Problem> Below are the records. List every line holding the word "يكفرون".

Data for processing>
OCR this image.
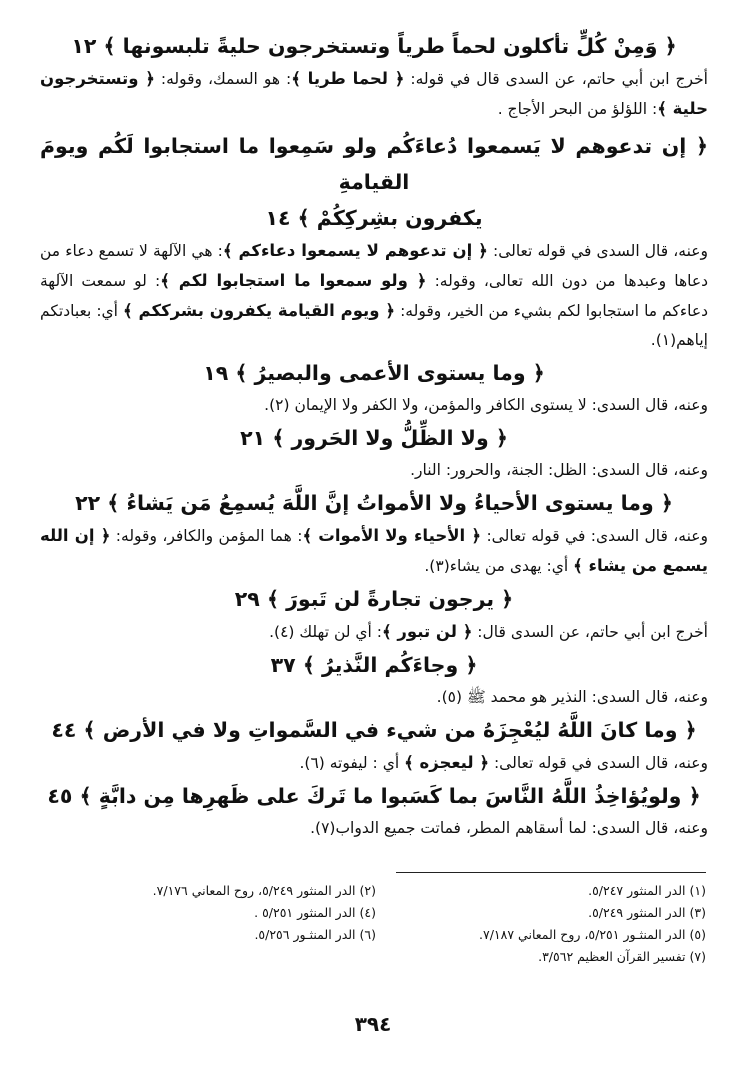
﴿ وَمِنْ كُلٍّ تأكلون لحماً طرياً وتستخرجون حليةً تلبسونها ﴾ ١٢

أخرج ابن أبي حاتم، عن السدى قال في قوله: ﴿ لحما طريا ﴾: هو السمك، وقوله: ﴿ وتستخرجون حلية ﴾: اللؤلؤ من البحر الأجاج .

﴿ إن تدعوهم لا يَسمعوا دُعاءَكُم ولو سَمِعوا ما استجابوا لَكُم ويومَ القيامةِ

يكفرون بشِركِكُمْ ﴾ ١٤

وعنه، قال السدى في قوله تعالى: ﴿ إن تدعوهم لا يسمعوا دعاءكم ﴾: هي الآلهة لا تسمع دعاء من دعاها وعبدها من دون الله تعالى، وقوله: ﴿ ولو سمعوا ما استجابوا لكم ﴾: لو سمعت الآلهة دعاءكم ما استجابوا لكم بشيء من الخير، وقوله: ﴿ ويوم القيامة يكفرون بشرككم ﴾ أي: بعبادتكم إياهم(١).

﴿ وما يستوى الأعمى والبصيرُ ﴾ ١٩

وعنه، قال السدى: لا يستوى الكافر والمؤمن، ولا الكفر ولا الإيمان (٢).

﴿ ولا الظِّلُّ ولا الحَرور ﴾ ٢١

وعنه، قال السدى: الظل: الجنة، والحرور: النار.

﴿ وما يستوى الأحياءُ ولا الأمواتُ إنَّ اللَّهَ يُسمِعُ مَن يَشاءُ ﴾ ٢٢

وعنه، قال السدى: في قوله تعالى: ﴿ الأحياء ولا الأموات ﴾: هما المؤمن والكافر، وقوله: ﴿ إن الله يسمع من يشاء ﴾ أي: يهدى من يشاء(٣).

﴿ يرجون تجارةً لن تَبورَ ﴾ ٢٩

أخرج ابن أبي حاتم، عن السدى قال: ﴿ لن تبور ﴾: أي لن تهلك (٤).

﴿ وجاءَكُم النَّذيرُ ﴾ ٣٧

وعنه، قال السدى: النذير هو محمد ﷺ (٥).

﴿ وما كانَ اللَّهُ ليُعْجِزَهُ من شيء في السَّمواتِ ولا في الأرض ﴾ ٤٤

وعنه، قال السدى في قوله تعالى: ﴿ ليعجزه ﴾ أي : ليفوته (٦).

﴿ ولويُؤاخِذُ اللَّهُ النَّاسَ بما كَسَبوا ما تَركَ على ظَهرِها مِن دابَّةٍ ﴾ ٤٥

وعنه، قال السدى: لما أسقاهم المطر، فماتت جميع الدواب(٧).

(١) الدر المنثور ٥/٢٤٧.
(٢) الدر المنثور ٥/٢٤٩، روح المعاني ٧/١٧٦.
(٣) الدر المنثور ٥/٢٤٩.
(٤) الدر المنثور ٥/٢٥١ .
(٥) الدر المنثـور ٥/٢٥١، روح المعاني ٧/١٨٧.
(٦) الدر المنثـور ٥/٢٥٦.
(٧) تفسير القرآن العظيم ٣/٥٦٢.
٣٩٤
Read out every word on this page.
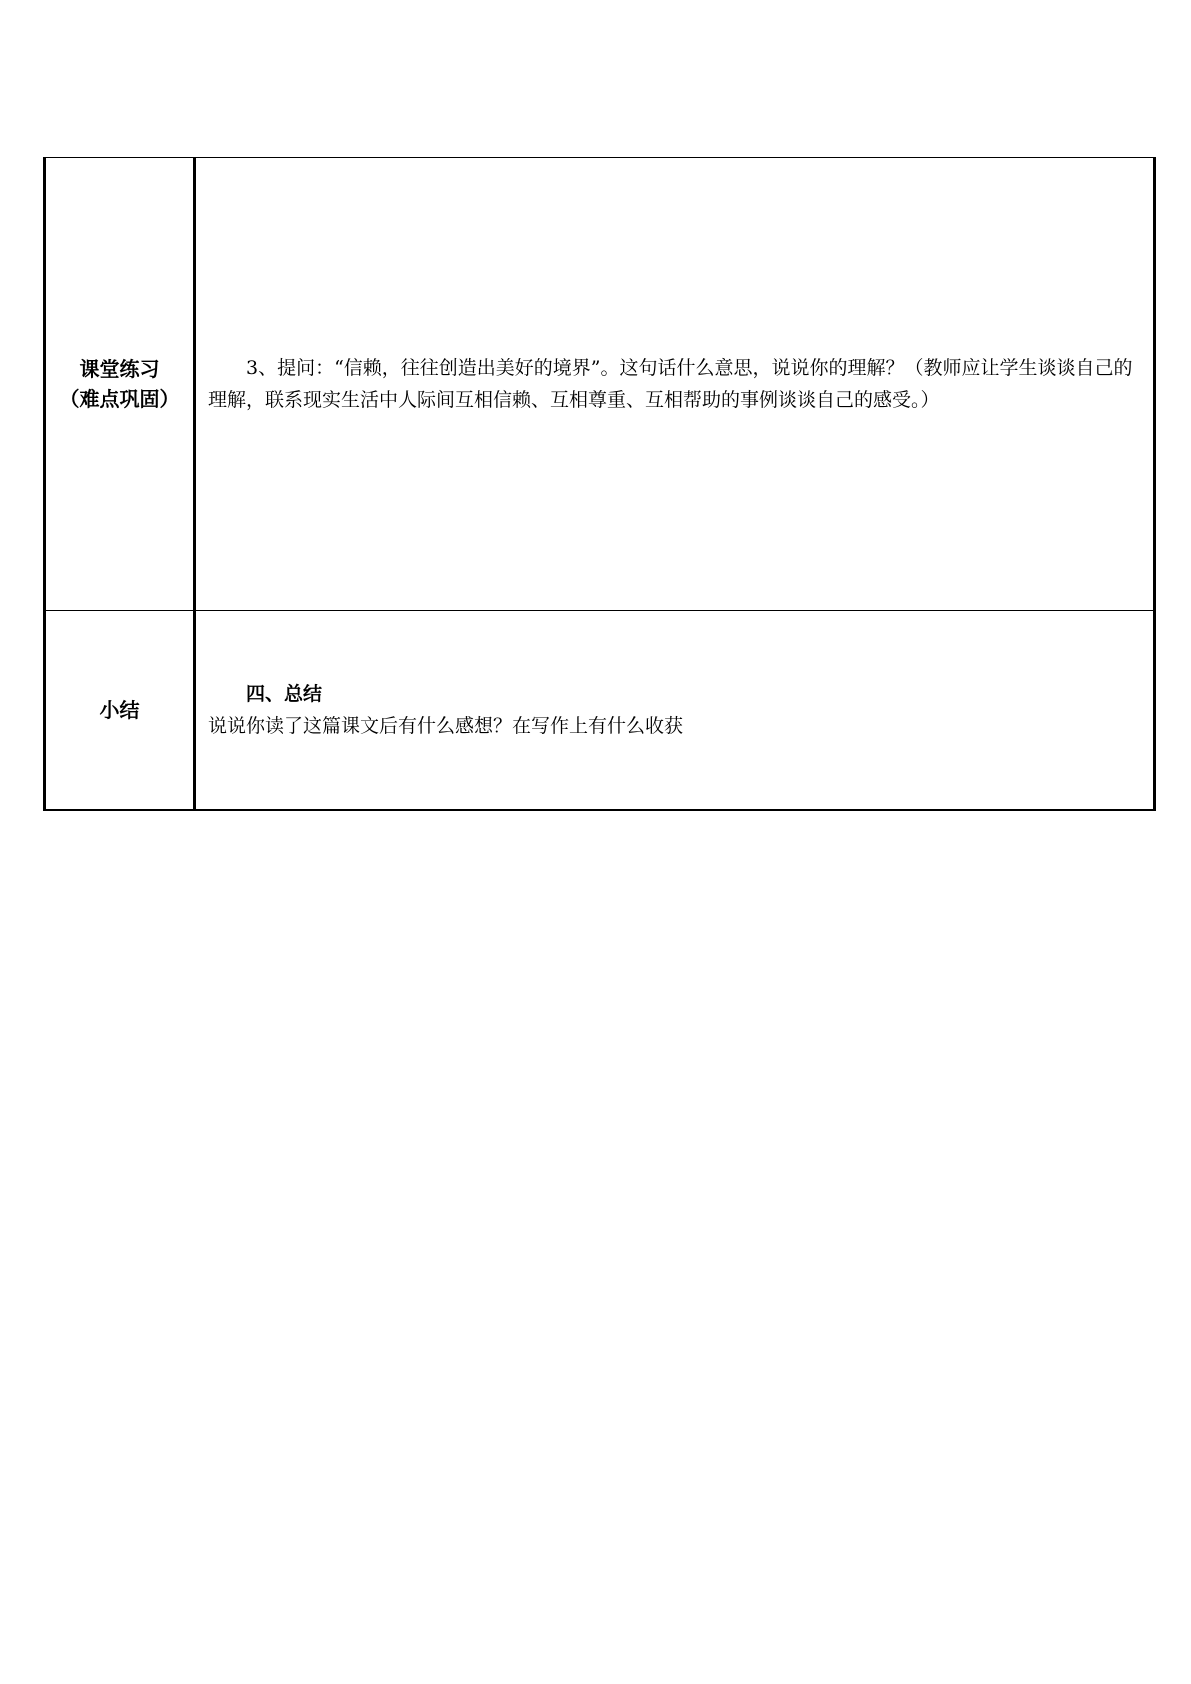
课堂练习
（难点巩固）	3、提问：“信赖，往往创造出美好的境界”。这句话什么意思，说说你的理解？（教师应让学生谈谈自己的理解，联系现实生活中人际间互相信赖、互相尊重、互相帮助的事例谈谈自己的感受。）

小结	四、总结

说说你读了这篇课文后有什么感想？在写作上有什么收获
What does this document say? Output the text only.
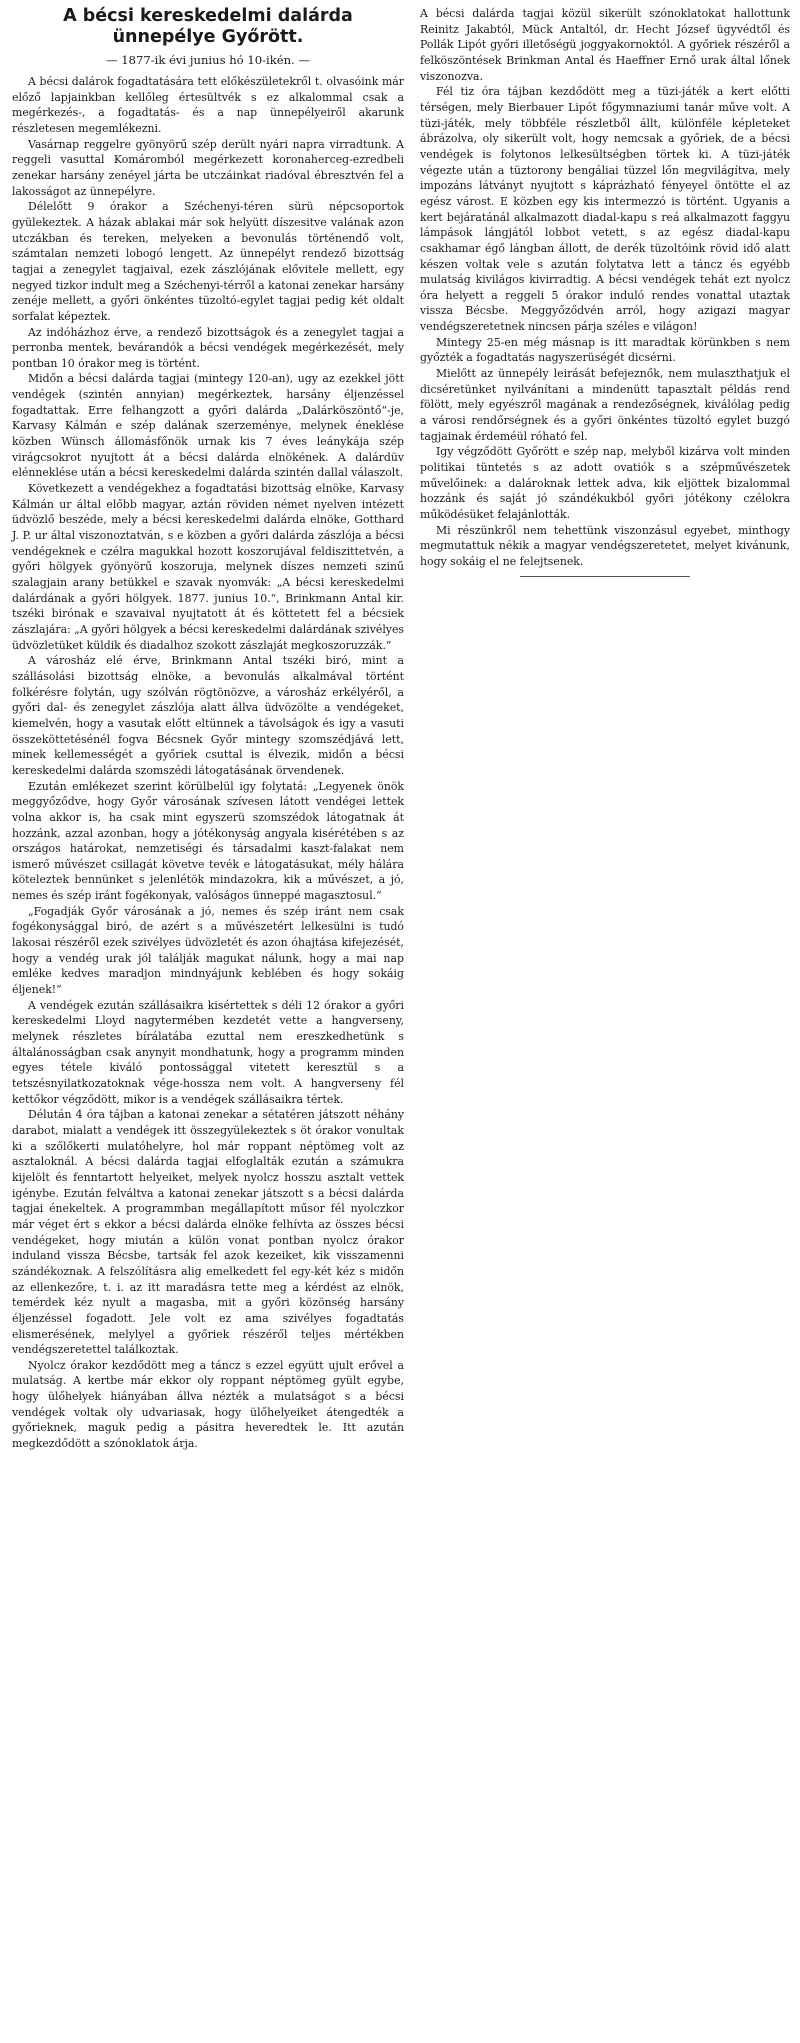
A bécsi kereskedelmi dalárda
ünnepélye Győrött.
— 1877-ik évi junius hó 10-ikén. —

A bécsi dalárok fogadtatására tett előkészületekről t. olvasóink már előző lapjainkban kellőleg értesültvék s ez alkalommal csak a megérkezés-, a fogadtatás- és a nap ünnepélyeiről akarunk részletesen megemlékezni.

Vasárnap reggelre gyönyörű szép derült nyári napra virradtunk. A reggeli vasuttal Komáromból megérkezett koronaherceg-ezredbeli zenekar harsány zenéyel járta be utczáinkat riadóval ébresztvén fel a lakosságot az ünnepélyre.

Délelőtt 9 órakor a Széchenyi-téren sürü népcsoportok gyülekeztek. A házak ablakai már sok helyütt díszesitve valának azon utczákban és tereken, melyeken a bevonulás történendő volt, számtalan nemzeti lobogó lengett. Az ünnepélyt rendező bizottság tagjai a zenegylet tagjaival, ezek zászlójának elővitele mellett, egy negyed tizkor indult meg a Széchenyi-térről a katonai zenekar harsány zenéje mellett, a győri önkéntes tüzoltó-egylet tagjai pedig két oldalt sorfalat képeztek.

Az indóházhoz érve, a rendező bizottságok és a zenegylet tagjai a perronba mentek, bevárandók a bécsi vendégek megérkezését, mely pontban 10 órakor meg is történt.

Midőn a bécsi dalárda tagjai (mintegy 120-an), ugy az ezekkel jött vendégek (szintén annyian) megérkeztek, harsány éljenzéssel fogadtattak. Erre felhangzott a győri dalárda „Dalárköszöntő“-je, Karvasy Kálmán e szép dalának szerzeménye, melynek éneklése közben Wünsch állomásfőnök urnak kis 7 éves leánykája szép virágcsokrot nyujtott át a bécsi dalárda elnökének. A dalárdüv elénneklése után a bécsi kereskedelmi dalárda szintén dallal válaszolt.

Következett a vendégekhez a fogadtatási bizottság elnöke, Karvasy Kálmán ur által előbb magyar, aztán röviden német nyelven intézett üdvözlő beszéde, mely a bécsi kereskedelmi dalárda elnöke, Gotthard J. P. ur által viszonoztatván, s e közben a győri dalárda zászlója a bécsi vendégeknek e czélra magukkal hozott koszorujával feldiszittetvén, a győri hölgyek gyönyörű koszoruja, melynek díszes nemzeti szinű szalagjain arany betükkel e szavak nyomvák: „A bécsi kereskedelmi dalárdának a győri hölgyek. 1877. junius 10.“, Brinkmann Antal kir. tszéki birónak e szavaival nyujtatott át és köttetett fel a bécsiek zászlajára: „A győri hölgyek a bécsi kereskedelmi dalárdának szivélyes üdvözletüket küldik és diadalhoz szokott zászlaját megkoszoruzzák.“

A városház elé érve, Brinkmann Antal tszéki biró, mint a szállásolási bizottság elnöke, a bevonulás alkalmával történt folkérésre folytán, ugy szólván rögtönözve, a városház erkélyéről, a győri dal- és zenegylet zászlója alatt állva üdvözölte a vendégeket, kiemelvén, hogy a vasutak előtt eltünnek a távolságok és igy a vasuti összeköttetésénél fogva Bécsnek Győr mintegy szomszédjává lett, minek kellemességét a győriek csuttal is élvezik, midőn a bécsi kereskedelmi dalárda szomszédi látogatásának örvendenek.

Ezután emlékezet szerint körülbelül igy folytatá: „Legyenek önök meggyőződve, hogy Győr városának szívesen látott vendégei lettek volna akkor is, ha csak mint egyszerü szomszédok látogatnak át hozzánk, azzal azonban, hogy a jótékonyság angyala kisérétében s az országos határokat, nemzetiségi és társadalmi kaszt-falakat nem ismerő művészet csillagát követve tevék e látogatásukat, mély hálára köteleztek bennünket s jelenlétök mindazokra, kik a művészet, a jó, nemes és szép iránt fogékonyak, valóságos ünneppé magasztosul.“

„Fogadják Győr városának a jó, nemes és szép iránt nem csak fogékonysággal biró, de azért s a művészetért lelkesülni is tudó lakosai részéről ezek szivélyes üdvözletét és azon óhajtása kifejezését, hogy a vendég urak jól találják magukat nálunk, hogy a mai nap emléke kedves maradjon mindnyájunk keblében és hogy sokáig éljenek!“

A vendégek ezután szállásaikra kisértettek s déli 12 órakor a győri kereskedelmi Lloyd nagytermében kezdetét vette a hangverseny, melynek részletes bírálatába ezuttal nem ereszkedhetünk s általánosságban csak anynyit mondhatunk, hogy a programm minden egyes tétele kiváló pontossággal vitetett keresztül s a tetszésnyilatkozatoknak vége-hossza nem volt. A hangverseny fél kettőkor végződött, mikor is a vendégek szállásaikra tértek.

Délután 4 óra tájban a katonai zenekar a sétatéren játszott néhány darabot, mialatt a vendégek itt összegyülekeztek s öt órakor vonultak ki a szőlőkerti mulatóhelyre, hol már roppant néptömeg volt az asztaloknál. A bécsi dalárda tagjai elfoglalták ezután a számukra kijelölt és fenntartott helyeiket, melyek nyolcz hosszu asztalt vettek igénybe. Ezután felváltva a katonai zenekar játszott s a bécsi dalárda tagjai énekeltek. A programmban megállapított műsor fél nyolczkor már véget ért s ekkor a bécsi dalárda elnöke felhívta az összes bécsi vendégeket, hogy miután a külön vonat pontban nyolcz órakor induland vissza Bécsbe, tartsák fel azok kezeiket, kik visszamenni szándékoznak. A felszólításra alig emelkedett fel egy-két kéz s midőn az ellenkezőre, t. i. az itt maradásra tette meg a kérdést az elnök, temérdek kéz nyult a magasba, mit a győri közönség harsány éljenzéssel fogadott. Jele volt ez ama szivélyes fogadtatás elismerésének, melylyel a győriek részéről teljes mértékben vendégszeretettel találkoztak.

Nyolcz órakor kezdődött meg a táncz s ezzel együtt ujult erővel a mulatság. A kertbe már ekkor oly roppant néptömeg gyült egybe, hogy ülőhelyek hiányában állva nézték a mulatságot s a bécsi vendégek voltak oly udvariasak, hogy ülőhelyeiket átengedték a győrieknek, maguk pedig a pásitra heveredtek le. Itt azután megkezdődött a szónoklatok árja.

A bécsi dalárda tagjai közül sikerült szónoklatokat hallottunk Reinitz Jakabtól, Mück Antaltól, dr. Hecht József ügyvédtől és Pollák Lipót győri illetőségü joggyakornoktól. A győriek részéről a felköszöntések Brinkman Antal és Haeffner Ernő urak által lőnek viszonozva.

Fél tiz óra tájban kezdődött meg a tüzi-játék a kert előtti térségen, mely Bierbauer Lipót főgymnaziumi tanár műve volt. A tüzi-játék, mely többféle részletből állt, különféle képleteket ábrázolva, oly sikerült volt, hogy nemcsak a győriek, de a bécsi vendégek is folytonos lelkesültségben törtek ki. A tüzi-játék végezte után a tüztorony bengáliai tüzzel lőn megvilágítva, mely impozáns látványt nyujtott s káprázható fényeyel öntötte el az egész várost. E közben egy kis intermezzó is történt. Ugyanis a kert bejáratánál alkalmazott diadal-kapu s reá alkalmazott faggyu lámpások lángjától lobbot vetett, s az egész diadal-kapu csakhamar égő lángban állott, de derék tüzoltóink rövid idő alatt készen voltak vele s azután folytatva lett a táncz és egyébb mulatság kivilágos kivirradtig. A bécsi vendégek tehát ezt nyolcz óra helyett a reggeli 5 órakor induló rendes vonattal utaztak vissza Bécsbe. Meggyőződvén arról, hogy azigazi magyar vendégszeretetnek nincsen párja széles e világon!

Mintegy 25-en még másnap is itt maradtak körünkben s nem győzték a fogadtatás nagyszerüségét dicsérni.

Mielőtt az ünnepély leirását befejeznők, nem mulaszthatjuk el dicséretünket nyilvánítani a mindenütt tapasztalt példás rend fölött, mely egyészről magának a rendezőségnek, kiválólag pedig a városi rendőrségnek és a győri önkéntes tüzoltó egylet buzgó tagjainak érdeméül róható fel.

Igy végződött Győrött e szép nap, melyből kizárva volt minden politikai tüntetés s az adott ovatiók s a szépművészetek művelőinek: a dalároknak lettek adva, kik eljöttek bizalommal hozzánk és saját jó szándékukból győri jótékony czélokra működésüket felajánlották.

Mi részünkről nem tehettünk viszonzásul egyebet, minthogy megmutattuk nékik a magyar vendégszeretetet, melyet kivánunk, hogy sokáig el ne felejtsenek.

Exercise answer>
يكفرون بشِركِكُمْ ﴾ ١٤
وعنه، قال السدى في قوله تعالى: ﴿ إن تدعوهم لا يسمعوا دعاءكم ﴾: هي الآلهة لا تسمع دعاء من دعاها وعبدها من دون الله تعالى، وقوله: ﴿ ولو سمعوا ما استجابوا لكم ﴾: لو سمعت الآلهة دعاءكم ما استجابوا لكم بشيء من الخير، وقوله: ﴿ ويوم القيامة يكفرون بشرككم ﴾ أي: بعبادتكم إياهم(١).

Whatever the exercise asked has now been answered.